**Description of the task**
Scan the listing that follows and report how many lines contain "同志分别作交流发言". Write the number alone.

►

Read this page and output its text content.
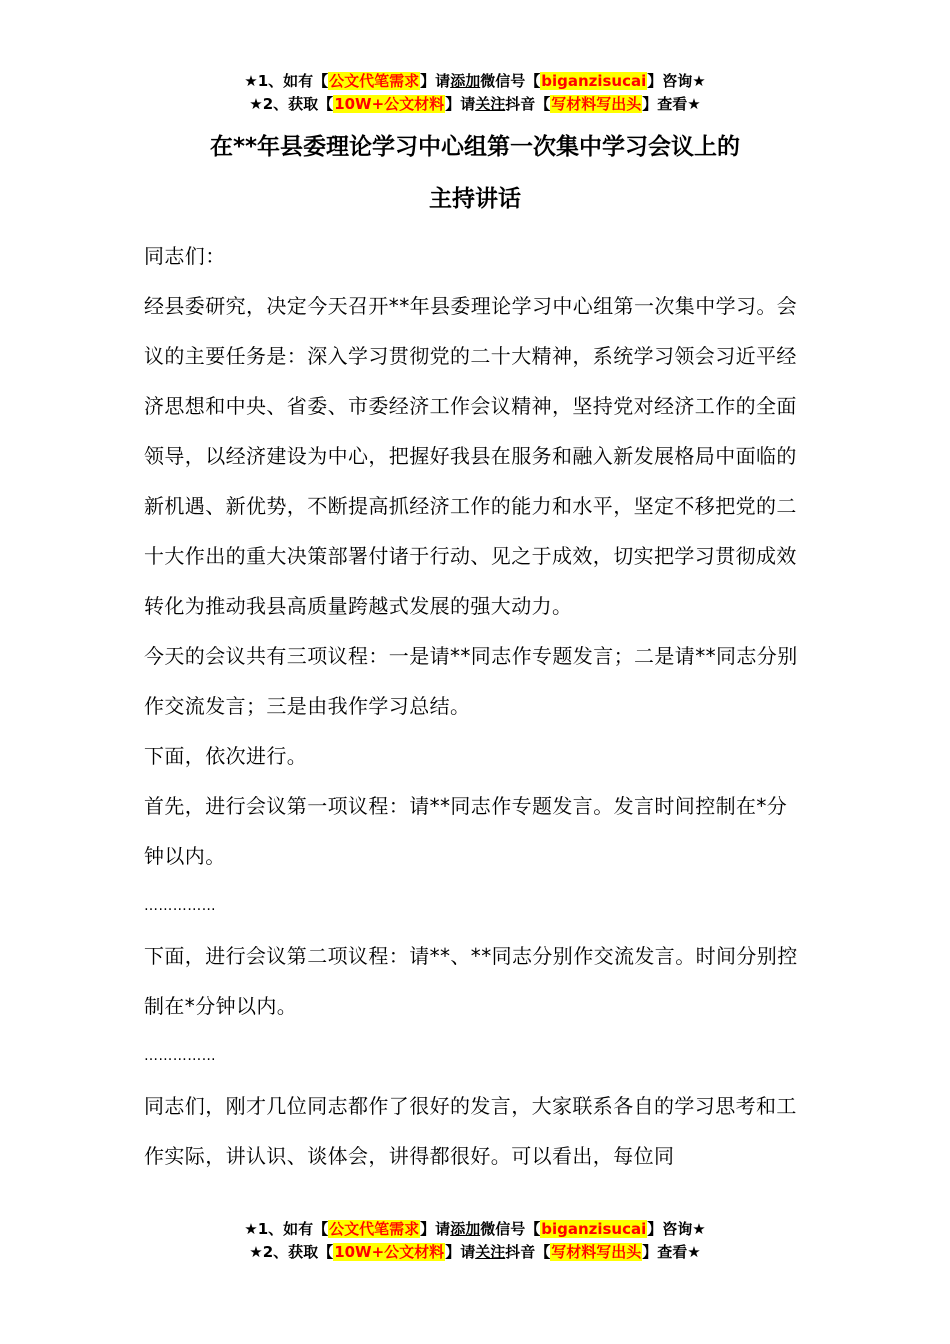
★1、如有【公文代笔需求】请添加微信号【biganzisucai】咨询★
★2、获取【10W+公文材料】请关注抖音【写材料写出头】查看★
在**年县委理论学习中心组第一次集中学习会议上的
主持讲话

同志们：

经县委研究，决定今天召开**年县委理论学习中心组第一次集中学习。会议的主要任务是：深入学习贯彻党的二十大精神，系统学习领会习近平经济思想和中央、省委、市委经济工作会议精神，坚持党对经济工作的全面领导，以经济建设为中心，把握好我县在服务和融入新发展格局中面临的新机遇、新优势，不断提高抓经济工作的能力和水平，坚定不移把党的二十大作出的重大决策部署付诸于行动、见之于成效，切实把学习贯彻成效转化为推动我县高质量跨越式发展的强大动力。

今天的会议共有三项议程：一是请**同志作专题发言；二是请**同志分别作交流发言；三是由我作学习总结。

下面，依次进行。

首先，进行会议第一项议程：请**同志作专题发言。发言时间控制在*分钟以内。

……………

下面，进行会议第二项议程：请**、**同志分别作交流发言。时间分别控制在*分钟以内。

……………

同志们，刚才几位同志都作了很好的发言，大家联系各自的学习思考和工作实际，讲认识、谈体会，讲得都很好。可以看出，每位同

★1、如有【公文代笔需求】请添加微信号【biganzisucai】咨询★
★2、获取【10W+公文材料】请关注抖音【写材料写出头】查看★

◄

**Solution for this task**
2